### [Material for this exercise]
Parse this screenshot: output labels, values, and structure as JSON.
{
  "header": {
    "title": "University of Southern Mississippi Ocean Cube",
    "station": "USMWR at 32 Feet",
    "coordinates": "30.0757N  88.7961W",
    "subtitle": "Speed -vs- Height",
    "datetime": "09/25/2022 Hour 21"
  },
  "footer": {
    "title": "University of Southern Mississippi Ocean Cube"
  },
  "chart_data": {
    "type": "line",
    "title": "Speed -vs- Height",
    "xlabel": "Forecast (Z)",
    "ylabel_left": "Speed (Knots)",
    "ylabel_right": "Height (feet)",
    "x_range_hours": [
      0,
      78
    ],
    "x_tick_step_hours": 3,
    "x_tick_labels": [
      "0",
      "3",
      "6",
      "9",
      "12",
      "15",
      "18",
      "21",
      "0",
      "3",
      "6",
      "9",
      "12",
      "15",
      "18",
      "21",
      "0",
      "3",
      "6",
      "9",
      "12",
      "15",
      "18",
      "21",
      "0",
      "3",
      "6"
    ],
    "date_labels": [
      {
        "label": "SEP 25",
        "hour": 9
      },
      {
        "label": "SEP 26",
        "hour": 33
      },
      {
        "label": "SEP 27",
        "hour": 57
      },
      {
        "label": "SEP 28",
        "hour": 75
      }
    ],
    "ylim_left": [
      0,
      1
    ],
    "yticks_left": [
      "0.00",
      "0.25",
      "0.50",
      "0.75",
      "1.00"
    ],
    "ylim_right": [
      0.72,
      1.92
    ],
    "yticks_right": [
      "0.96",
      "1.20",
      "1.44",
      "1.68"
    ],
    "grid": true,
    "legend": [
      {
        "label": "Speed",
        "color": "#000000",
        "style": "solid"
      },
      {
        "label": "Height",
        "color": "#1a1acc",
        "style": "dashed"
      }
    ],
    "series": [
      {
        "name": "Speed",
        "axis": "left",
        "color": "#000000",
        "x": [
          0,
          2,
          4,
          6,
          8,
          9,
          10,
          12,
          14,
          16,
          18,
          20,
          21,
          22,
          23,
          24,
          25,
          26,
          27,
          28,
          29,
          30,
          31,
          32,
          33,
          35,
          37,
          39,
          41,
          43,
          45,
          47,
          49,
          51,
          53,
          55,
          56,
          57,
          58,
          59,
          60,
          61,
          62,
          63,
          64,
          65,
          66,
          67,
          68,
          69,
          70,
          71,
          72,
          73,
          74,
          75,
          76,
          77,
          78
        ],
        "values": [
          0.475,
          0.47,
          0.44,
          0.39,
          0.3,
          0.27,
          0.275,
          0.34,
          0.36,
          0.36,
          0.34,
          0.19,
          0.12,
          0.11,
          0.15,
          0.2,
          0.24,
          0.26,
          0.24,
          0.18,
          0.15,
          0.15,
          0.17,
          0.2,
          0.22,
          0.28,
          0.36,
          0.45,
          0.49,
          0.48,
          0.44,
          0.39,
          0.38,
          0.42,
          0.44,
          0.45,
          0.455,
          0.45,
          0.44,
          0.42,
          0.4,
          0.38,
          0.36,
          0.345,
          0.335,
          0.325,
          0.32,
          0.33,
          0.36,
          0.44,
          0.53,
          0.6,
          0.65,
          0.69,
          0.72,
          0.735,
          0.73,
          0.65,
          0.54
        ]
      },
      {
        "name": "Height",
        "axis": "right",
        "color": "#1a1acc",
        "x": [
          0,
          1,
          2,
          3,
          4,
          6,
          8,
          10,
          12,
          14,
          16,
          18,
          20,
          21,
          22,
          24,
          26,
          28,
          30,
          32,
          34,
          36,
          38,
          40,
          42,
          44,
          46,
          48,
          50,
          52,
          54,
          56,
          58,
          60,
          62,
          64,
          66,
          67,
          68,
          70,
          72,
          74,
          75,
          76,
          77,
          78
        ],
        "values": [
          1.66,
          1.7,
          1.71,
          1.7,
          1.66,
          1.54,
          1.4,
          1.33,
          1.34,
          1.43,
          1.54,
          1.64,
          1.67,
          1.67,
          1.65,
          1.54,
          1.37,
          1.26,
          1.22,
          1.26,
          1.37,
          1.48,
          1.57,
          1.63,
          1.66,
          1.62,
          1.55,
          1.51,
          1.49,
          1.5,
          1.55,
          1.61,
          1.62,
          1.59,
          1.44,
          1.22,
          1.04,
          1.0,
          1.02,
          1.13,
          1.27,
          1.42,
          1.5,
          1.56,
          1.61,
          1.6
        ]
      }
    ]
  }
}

### [Instructions for the task]
Each line in the material above must be retyped without alteration.

### [Exercise output]
Parse this screenshot: output labels, values, and structure as JSON.
{
  "header": {
    "title": "University of Southern Mississippi Ocean Cube",
    "station": "USMWR at 32 Feet",
    "coordinates": "30.0757N  88.7961W",
    "subtitle": "Speed -vs- Height",
    "datetime": "09/25/2022 Hour 21"
  },
  "footer": {
    "title": "University of Southern Mississippi Ocean Cube"
  },
  "chart_data": {
    "type": "line",
    "title": "Speed -vs- Height",
    "xlabel": "Forecast (Z)",
    "ylabel_left": "Speed (Knots)",
    "ylabel_right": "Height (feet)",
    "x_range_hours": [
      0,
      78
    ],
    "x_tick_step_hours": 3,
    "x_tick_labels": [
      "0",
      "3",
      "6",
      "9",
      "12",
      "15",
      "18",
      "21",
      "0",
      "3",
      "6",
      "9",
      "12",
      "15",
      "18",
      "21",
      "0",
      "3",
      "6",
      "9",
      "12",
      "15",
      "18",
      "21",
      "0",
      "3",
      "6"
    ],
    "date_labels": [
      {
        "label": "SEP 25",
        "hour": 9
      },
      {
        "label": "SEP 26",
        "hour": 33
      },
      {
        "label": "SEP 27",
        "hour": 57
      },
      {
        "label": "SEP 28",
        "hour": 75
      }
    ],
    "ylim_left": [
      0,
      1
    ],
    "yticks_left": [
      "0.00",
      "0.25",
      "0.50",
      "0.75",
      "1.00"
    ],
    "ylim_right": [
      0.72,
      1.92
    ],
    "yticks_right": [
      "0.96",
      "1.20",
      "1.44",
      "1.68"
    ],
    "grid": true,
    "legend": [
      {
        "label": "Speed",
        "color": "#000000",
        "style": "solid"
      },
      {
        "label": "Height",
        "color": "#1a1acc",
        "style": "dashed"
      }
    ],
    "series": [
      {
        "name": "Speed",
        "axis": "left",
        "color": "#000000",
        "x": [
          0,
          2,
          4,
          6,
          8,
          9,
          10,
          12,
          14,
          16,
          18,
          20,
          21,
          22,
          23,
          24,
          25,
          26,
          27,
          28,
          29,
          30,
          31,
          32,
          33,
          35,
          37,
          39,
          41,
          43,
          45,
          47,
          49,
          51,
          53,
          55,
          56,
          57,
          58,
          59,
          60,
          61,
          62,
          63,
          64,
          65,
          66,
          67,
          68,
          69,
          70,
          71,
          72,
          73,
          74,
          75,
          76,
          77,
          78
        ],
        "values": [
          0.475,
          0.47,
          0.44,
          0.39,
          0.3,
          0.27,
          0.275,
          0.34,
          0.36,
          0.36,
          0.34,
          0.19,
          0.12,
          0.11,
          0.15,
          0.2,
          0.24,
          0.26,
          0.24,
          0.18,
          0.15,
          0.15,
          0.17,
          0.2,
          0.22,
          0.28,
          0.36,
          0.45,
          0.49,
          0.48,
          0.44,
          0.39,
          0.38,
          0.42,
          0.44,
          0.45,
          0.455,
          0.45,
          0.44,
          0.42,
          0.4,
          0.38,
          0.36,
          0.345,
          0.335,
          0.325,
          0.32,
          0.33,
          0.36,
          0.44,
          0.53,
          0.6,
          0.65,
          0.69,
          0.72,
          0.735,
          0.73,
          0.65,
          0.54
        ]
      },
      {
        "name": "Height",
        "axis": "right",
        "color": "#1a1acc",
        "x": [
          0,
          1,
          2,
          3,
          4,
          6,
          8,
          10,
          12,
          14,
          16,
          18,
          20,
          21,
          22,
          24,
          26,
          28,
          30,
          32,
          34,
          36,
          38,
          40,
          42,
          44,
          46,
          48,
          50,
          52,
          54,
          56,
          58,
          60,
          62,
          64,
          66,
          67,
          68,
          70,
          72,
          74,
          75,
          76,
          77,
          78
        ],
        "values": [
          1.66,
          1.7,
          1.71,
          1.7,
          1.66,
          1.54,
          1.4,
          1.33,
          1.34,
          1.43,
          1.54,
          1.64,
          1.67,
          1.67,
          1.65,
          1.54,
          1.37,
          1.26,
          1.22,
          1.26,
          1.37,
          1.48,
          1.57,
          1.63,
          1.66,
          1.62,
          1.55,
          1.51,
          1.49,
          1.5,
          1.55,
          1.61,
          1.62,
          1.59,
          1.44,
          1.22,
          1.04,
          1.0,
          1.02,
          1.13,
          1.27,
          1.42,
          1.5,
          1.56,
          1.61,
          1.6
        ]
      }
    ]
  }
}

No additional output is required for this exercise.